- PROBLEM REQUIREMENTS
Look through the data below. Collect every line where the word "النار" occurs.

[Data entries]
....
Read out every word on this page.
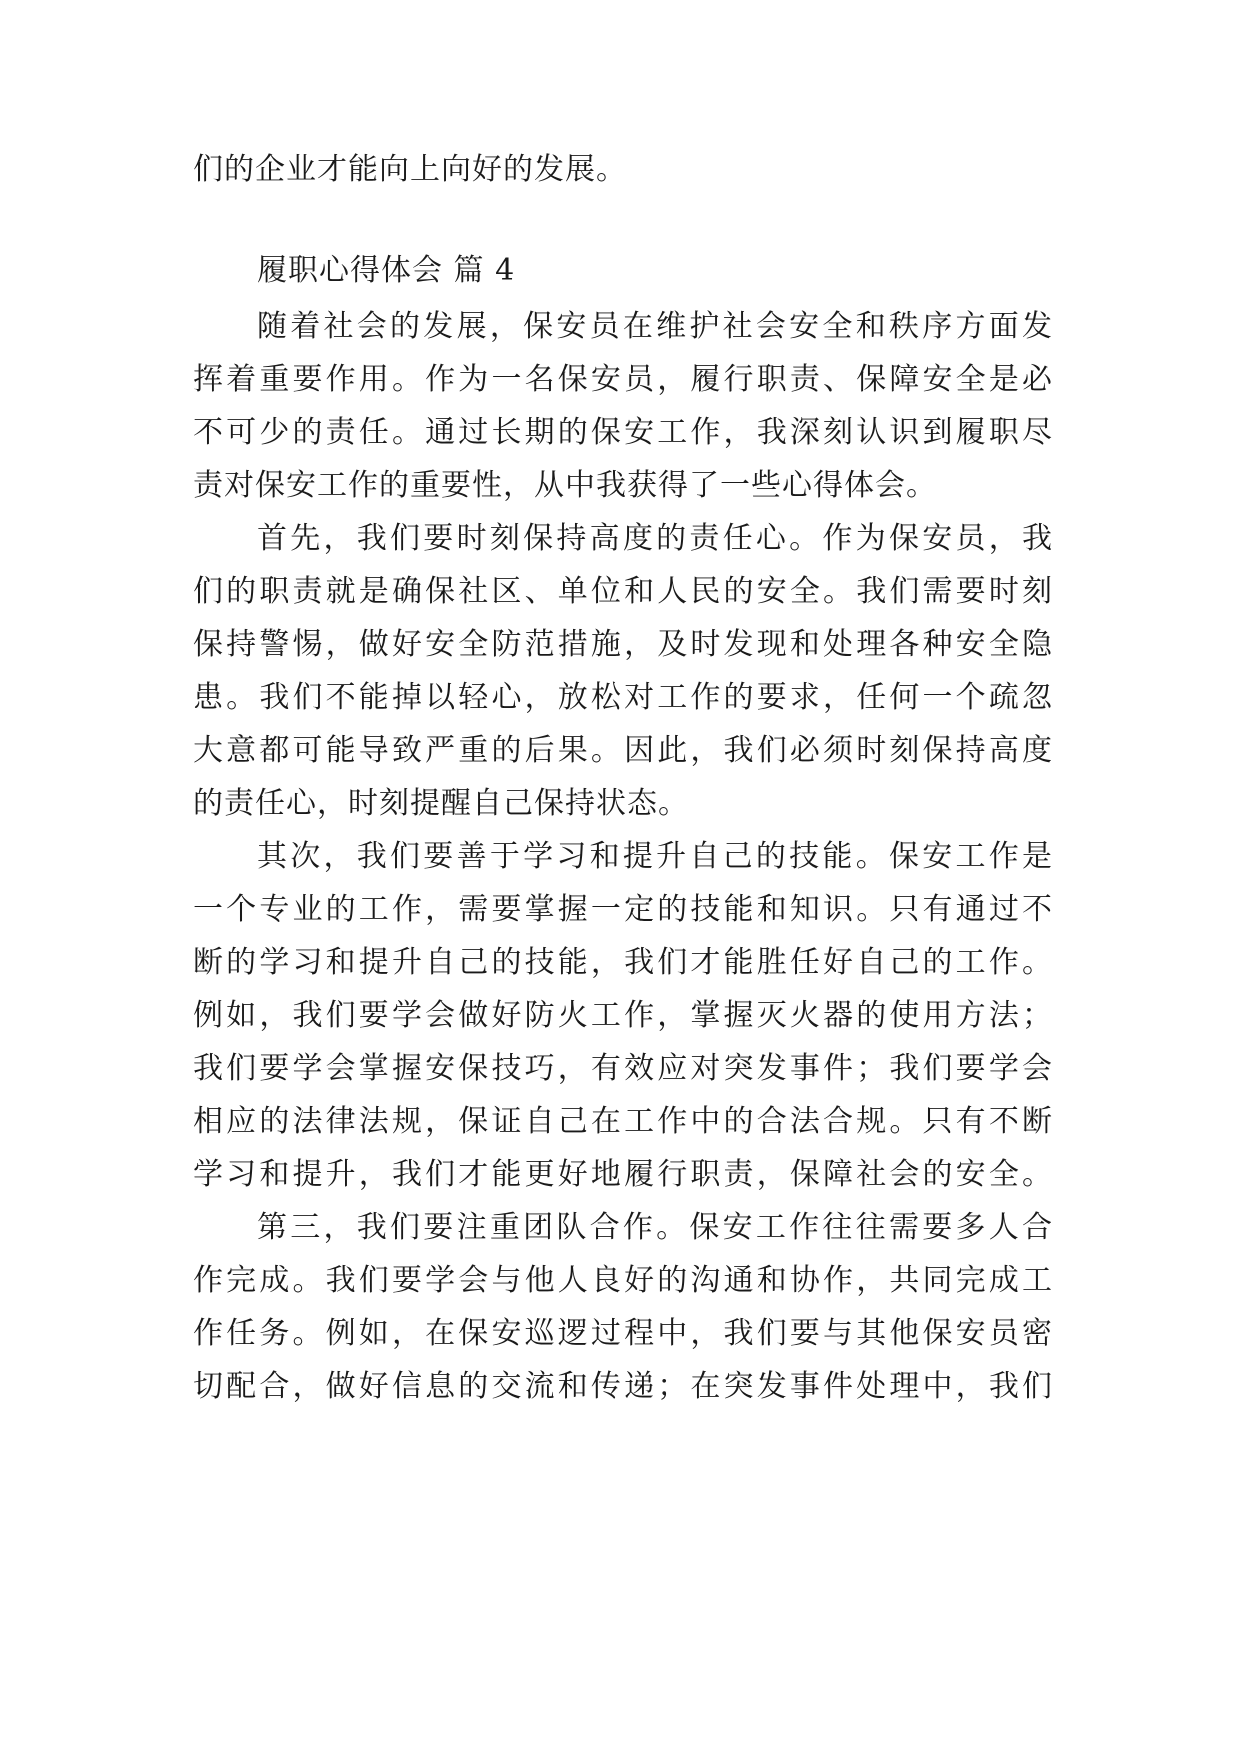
们的企业才能向上向好的发展。
履职心得体会 篇 4
随着社会的发展，保安员在维护社会安全和秩序方面发
挥着重要作用。作为一名保安员，履行职责、保障安全是必
不可少的责任。通过长期的保安工作，我深刻认识到履职尽
责对保安工作的重要性，从中我获得了一些心得体会。
首先，我们要时刻保持高度的责任心。作为保安员，我
们的职责就是确保社区、单位和人民的安全。我们需要时刻
保持警惕，做好安全防范措施，及时发现和处理各种安全隐
患。我们不能掉以轻心，放松对工作的要求，任何一个疏忽
大意都可能导致严重的后果。因此，我们必须时刻保持高度
的责任心，时刻提醒自己保持状态。
其次，我们要善于学习和提升自己的技能。保安工作是
一个专业的工作，需要掌握一定的技能和知识。只有通过不
断的学习和提升自己的技能，我们才能胜任好自己的工作。
例如，我们要学会做好防火工作，掌握灭火器的使用方法；
我们要学会掌握安保技巧，有效应对突发事件；我们要学会
相应的法律法规，保证自己在工作中的合法合规。只有不断
学习和提升，我们才能更好地履行职责，保障社会的安全。
第三，我们要注重团队合作。保安工作往往需要多人合
作完成。我们要学会与他人良好的沟通和协作，共同完成工
作任务。例如，在保安巡逻过程中，我们要与其他保安员密
切配合，做好信息的交流和传递；在突发事件处理中，我们
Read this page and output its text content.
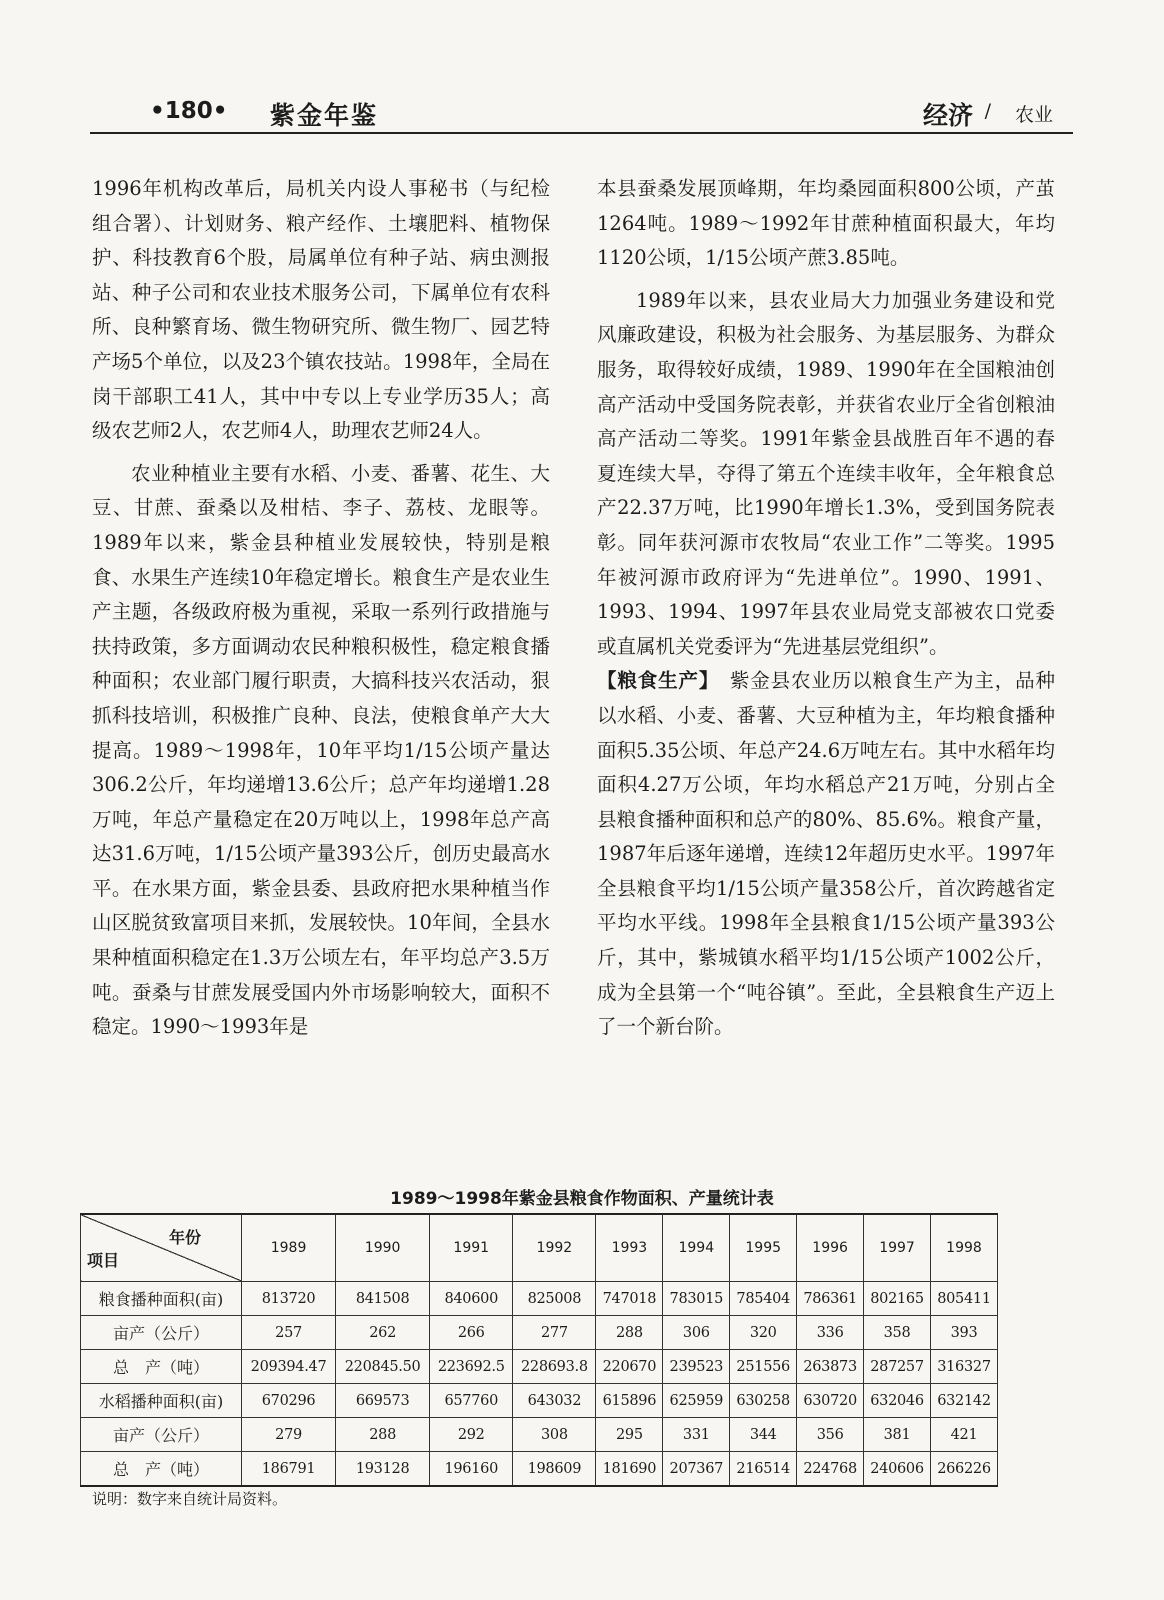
•180• 紫金年鉴	经济 / 农业

1996年机构改革后，局机关内设人事秘书（与纪检组合署）、计划财务、粮产经作、土壤肥料、植物保护、科技教育6个股，局属单位有种子站、病虫测报站、种子公司和农业技术服务公司，下属单位有农科所、良种繁育场、微生物研究所、微生物厂、园艺特产场5个单位，以及23个镇农技站。1998年，全局在岗干部职工41人，其中中专以上专业学历35人；高级农艺师2人，农艺师4人，助理农艺师24人。

农业种植业主要有水稻、小麦、番薯、花生、大豆、甘蔗、蚕桑以及柑桔、李子、荔枝、龙眼等。1989年以来，紫金县种植业发展较快，特别是粮食、水果生产连续10年稳定增长。粮食生产是农业生产主题，各级政府极为重视，采取一系列行政措施与扶持政策，多方面调动农民种粮积极性，稳定粮食播种面积；农业部门履行职责，大搞科技兴农活动，狠抓科技培训，积极推广良种、良法，使粮食单产大大提高。1989～1998年，10年平均1/15公顷产量达306.2公斤，年均递增13.6公斤；总产年均递增1.28万吨，年总产量稳定在20万吨以上，1998年总产高达31.6万吨，1/15公顷产量393公斤，创历史最高水平。在水果方面，紫金县委、县政府把水果种植当作山区脱贫致富项目来抓，发展较快。10年间，全县水果种植面积稳定在1.3万公顷左右，年平均总产3.5万吨。蚕桑与甘蔗发展受国内外市场影响较大，面积不稳定。1990～1993年是

本县蚕桑发展顶峰期，年均桑园面积800公顷，产茧1264吨。1989～1992年甘蔗种植面积最大，年均1120公顷，1/15公顷产蔗3.85吨。

1989年以来，县农业局大力加强业务建设和党风廉政建设，积极为社会服务、为基层服务、为群众服务，取得较好成绩，1989、1990年在全国粮油创高产活动中受国务院表彰，并获省农业厅全省创粮油高产活动二等奖。1991年紫金县战胜百年不遇的春夏连续大旱，夺得了第五个连续丰收年，全年粮食总产22.37万吨，比1990年增长1.3%，受到国务院表彰。同年获河源市农牧局“农业工作”二等奖。1995年被河源市政府评为“先进单位”。1990、1991、1993、1994、1997年县农业局党支部被农口党委或直属机关党委评为“先进基层党组织”。

【粮食生产】　紫金县农业历以粮食生产为主，品种以水稻、小麦、番薯、大豆种植为主，年均粮食播种面积5.35公顷、年总产24.6万吨左右。其中水稻年均面积4.27万公顷，年均水稻总产21万吨，分别占全县粮食播种面积和总产的80%、85.6%。粮食产量，1987年后逐年递增，连续12年超历史水平。1997年全县粮食平均1/15公顷产量358公斤，首次跨越省定平均水平线。1998年全县粮食1/15公顷产量393公斤，其中，紫城镇水稻平均1/15公顷产1002公斤，成为全县第一个“吨谷镇”。至此，全县粮食生产迈上了一个新台阶。

1989～1998年紫金县粮食作物面积、产量统计表
年份
项目	1989	1990	1991	1992	1993	1994	1995	1996	1997	1998
粮食播种面积(亩)	813720	841508	840600	825008	747018	783015	785404	786361	802165	805411
亩产（公斤）	257	262	266	277	288	306	320	336	358	393
总　产（吨）	209394.47	220845.50	223692.5	228693.8	220670	239523	251556	263873	287257	316327
水稻播种面积(亩)	670296	669573	657760	643032	615896	625959	630258	630720	632046	632142
亩产（公斤）	279	288	292	308	295	331	344	356	381	421
总　产（吨）	186791	193128	196160	198609	181690	207367	216514	224768	240606	266226
说明：数字来自统计局资料。
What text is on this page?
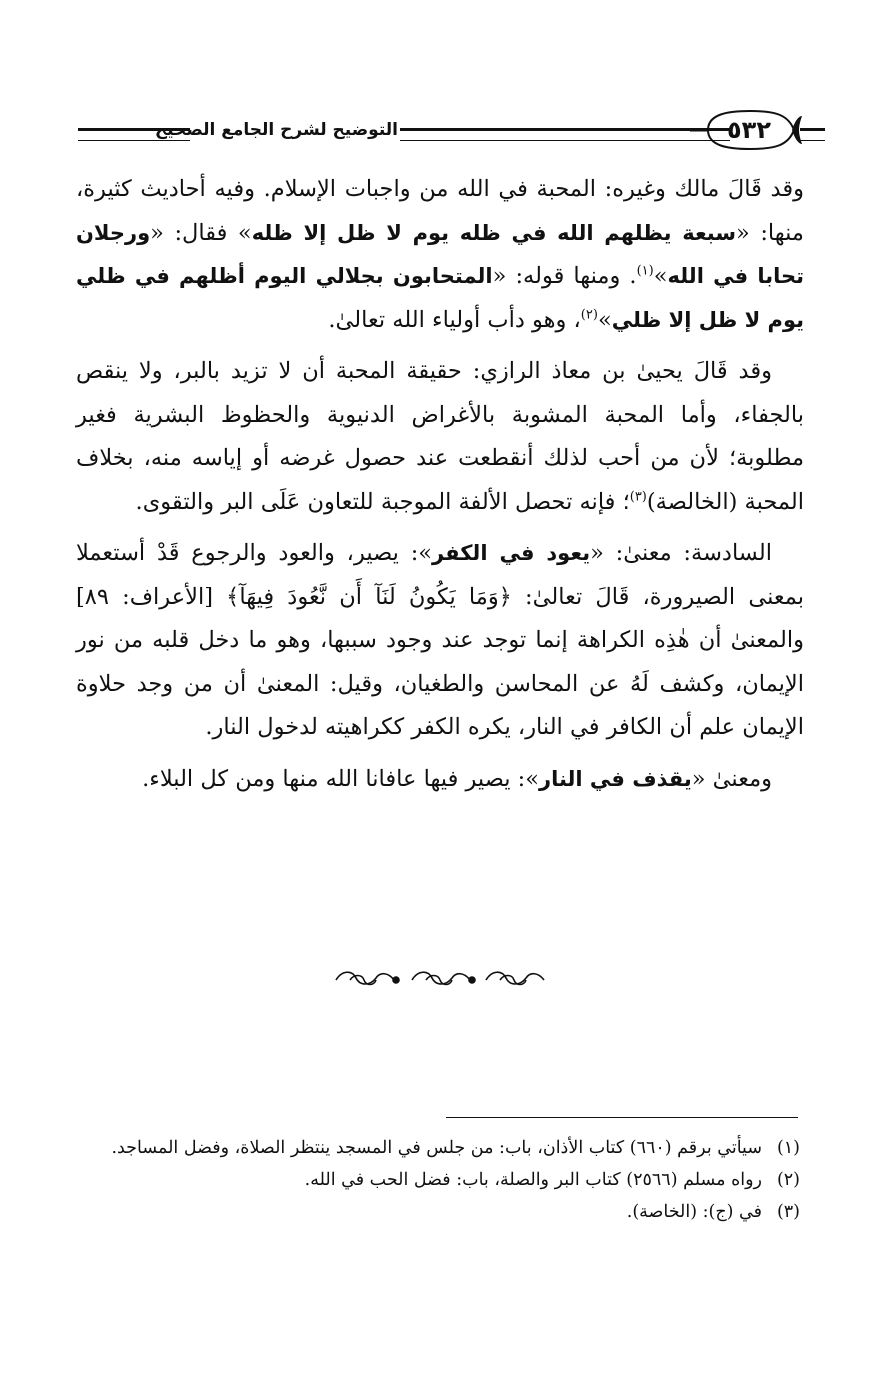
التوضيح لشرح الجامع الصحيح	٥٣٢

وقد قَالَ مالك وغيره: المحبة في الله من واجبات الإسلام. وفيه أحاديث كثيرة، منها: «سبعة يظلهم الله في ظله يوم لا ظل إلا ظله» فقال: «ورجلان تحابا في الله»$^{(١)}$. ومنها قوله: «المتحابون بجلالي اليوم أظلهم في ظلي يوم لا ظل إلا ظلي»$^{(٢)}$، وهو دأب أولياء الله تعالىٰ.

وقد قَالَ يحيىٰ بن معاذ الرازي: حقيقة المحبة أن لا تزيد بالبر، ولا ينقص بالجفاء، وأما المحبة المشوبة بالأغراض الدنيوية والحظوظ البشرية فغير مطلوبة؛ لأن من أحب لذلك أنقطعت عند حصول غرضه أو إياسه منه، بخلاف المحبة (الخالصة)$^{(٣)}$؛ فإنه تحصل الألفة الموجبة للتعاون عَلَى البر والتقوى.

السادسة: معنىٰ: «يعود في الكفر»: يصير، والعود والرجوع قَدْ أستعملا بمعنى الصيرورة، قَالَ تعالىٰ: ﴿وَمَا يَكُونُ لَنَآ أَن نَّعُودَ فِيهَآ﴾ [الأعراف: ٨٩] والمعنىٰ أن هٰذِه الكراهة إنما توجد عند وجود سببها، وهو ما دخل قلبه من نور الإيمان، وكشف لَهُ عن المحاسن والطغيان، وقيل: المعنىٰ أن من وجد حلاوة الإيمان علم أن الكافر في النار، يكره الكفر ككراهيته لدخول النار.

ومعنىٰ «يقذف في النار»: يصير فيها عافانا الله منها ومن كل البلاء.

(١)
سيأتي برقم (٦٦٠) كتاب الأذان، باب: من جلس في المسجد ينتظر الصلاة، وفضل المساجد.
(٢)
رواه مسلم (٢٥٦٦) كتاب البر والصلة، باب: فضل الحب في الله.
(٣)
في (ج): (الخاصة).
....
- TASK RESULT
السادسة: معنىٰ: «يعود في الكفر»: يصير، والعود والرجوع قَدْ أستعملا بمعنى الصيرورة، قَالَ تعالىٰ: ﴿وَمَا يَكُونُ لَنَآ أَن نَّعُودَ فِيهَآ﴾ [الأعراف: ٨٩] والمعنىٰ أن هٰذِه الكراهة إنما توجد عند وجود سببها، وهو ما دخل قلبه من نور الإيمان، وكشف لَهُ عن المحاسن والطغيان، وقيل: المعنىٰ أن من وجد حلاوة الإيمان علم أن الكافر في النار، يكره الكفر ككراهيته لدخول النار.
ومعنىٰ «يقذف في النار»: يصير فيها عافانا الله منها ومن كل البلاء.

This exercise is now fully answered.